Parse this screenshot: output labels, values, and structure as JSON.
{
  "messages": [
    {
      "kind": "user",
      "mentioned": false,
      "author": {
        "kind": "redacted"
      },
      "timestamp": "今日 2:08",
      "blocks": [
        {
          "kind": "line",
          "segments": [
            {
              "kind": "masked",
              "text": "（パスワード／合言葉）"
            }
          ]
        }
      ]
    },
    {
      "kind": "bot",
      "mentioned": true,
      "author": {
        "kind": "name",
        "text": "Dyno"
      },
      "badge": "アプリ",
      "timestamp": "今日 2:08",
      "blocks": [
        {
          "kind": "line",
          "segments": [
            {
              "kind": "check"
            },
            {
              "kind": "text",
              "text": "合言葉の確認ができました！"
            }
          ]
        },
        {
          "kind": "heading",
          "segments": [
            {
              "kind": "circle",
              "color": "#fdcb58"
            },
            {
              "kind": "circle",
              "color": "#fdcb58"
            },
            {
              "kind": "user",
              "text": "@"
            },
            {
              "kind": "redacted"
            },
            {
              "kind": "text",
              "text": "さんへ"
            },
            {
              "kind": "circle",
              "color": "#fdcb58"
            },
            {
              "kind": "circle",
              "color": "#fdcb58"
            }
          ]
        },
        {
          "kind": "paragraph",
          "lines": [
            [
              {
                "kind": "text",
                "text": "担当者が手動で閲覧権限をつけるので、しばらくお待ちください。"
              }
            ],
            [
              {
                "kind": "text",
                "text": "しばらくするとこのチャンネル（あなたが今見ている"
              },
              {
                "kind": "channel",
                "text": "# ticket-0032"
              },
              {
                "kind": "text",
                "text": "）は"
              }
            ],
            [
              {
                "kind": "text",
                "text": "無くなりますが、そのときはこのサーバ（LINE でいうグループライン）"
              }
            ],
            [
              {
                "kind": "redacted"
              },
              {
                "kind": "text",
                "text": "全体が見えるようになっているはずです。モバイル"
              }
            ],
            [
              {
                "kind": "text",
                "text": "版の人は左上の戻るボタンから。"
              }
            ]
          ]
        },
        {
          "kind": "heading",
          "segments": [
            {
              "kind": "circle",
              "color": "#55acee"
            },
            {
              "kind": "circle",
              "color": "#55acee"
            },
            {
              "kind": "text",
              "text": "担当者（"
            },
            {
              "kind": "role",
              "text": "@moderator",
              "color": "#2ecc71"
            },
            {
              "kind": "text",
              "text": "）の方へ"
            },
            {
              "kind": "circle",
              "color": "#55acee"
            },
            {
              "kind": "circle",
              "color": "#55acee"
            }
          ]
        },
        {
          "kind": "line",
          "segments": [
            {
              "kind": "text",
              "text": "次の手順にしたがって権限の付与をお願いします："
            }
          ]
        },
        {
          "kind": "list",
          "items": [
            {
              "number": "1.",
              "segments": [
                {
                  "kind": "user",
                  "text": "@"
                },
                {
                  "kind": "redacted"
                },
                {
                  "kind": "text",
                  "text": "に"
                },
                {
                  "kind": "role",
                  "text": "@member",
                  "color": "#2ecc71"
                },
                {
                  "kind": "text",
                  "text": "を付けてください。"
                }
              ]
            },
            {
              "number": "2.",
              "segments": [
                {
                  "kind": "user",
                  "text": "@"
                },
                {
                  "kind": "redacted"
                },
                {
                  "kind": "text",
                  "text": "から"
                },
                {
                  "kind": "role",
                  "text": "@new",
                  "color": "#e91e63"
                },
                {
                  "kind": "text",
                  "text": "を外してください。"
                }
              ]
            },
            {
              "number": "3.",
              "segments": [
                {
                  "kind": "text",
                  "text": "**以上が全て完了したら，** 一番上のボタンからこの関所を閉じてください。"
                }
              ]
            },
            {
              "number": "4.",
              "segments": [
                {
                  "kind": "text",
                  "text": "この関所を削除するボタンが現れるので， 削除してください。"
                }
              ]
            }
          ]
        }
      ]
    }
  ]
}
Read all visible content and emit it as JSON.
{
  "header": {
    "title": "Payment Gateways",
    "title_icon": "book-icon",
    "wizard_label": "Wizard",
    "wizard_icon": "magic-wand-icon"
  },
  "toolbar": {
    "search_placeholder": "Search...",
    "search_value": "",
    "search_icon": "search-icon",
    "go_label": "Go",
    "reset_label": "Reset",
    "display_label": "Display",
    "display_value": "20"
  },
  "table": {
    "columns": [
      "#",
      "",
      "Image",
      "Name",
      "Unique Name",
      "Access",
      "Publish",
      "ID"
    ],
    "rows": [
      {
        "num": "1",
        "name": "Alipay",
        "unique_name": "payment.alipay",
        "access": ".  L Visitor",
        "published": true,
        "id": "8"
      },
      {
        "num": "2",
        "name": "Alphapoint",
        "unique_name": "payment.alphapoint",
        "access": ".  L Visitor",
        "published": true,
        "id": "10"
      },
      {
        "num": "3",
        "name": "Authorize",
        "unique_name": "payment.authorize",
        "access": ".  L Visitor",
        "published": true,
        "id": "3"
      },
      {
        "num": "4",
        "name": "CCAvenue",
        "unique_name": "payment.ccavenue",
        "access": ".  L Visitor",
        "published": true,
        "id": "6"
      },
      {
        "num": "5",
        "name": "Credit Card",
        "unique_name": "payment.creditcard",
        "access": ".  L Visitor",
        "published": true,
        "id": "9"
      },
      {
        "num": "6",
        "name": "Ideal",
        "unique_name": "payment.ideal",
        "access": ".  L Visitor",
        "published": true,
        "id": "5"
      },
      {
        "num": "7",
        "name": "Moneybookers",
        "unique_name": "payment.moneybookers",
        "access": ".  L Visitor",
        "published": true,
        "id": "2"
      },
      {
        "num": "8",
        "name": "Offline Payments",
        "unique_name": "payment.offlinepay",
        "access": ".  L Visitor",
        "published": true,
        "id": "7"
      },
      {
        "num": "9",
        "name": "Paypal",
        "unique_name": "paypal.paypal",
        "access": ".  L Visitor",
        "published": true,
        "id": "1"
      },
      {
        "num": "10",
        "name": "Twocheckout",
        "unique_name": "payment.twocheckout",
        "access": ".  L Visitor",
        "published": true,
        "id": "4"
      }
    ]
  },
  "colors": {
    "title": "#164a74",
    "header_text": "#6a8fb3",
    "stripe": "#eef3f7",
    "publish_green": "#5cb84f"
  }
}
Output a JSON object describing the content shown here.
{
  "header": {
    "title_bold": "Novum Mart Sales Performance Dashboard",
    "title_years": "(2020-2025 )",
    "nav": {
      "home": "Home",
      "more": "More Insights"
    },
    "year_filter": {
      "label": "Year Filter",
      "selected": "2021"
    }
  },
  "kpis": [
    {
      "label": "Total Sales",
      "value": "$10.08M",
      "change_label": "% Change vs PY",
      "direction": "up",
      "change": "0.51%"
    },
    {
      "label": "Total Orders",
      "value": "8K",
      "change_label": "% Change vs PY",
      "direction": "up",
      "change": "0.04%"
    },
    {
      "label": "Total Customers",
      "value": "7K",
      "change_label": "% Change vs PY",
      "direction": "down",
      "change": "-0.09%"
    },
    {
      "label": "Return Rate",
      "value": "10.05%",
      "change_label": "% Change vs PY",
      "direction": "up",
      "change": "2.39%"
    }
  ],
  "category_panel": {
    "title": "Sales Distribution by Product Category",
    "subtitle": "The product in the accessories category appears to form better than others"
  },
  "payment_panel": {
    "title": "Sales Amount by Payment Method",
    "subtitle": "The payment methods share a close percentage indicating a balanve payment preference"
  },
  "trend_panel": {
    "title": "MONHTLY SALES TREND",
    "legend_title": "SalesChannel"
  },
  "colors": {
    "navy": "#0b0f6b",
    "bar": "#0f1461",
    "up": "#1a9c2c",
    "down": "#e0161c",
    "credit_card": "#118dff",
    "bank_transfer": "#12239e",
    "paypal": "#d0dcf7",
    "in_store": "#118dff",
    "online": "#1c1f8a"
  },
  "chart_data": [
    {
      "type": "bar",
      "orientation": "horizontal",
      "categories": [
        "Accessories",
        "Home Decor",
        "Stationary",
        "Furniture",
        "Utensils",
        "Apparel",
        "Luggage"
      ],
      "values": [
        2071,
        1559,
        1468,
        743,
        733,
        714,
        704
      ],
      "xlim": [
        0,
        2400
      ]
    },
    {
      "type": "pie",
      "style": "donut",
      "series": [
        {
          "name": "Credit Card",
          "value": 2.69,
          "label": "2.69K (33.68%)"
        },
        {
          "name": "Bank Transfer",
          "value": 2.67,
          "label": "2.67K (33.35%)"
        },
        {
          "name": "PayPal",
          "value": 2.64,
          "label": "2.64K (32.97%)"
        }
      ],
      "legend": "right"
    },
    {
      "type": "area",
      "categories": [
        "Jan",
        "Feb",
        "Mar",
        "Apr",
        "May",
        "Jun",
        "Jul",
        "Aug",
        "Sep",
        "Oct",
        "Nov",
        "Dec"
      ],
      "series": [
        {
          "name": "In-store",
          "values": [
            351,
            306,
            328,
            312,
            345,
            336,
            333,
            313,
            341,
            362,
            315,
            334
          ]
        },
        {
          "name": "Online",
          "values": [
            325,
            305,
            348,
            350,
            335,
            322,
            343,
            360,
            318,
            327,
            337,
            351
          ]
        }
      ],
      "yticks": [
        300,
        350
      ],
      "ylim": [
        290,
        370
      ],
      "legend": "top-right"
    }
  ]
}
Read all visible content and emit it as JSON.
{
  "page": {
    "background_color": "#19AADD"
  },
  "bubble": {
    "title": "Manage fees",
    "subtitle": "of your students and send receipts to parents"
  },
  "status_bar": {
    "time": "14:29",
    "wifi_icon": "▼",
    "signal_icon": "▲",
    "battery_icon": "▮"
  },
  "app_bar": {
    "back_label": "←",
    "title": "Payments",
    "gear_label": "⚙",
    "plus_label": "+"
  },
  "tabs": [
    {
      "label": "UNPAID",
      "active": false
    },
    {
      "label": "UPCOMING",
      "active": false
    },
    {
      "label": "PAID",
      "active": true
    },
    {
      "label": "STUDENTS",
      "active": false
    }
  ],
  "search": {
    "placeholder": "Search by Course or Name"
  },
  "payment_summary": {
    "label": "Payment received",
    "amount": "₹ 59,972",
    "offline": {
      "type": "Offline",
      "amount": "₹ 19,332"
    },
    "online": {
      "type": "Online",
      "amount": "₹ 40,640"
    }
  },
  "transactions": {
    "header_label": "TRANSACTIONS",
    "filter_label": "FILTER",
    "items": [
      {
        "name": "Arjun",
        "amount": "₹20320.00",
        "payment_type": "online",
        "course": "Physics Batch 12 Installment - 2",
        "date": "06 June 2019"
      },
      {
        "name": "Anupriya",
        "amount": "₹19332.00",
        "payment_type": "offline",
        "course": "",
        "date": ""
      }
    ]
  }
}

TASK INSTRUCTIONS -
Report only the number of lines that hold the string "Payments" in this listing.

OUTPUT BELOW -
2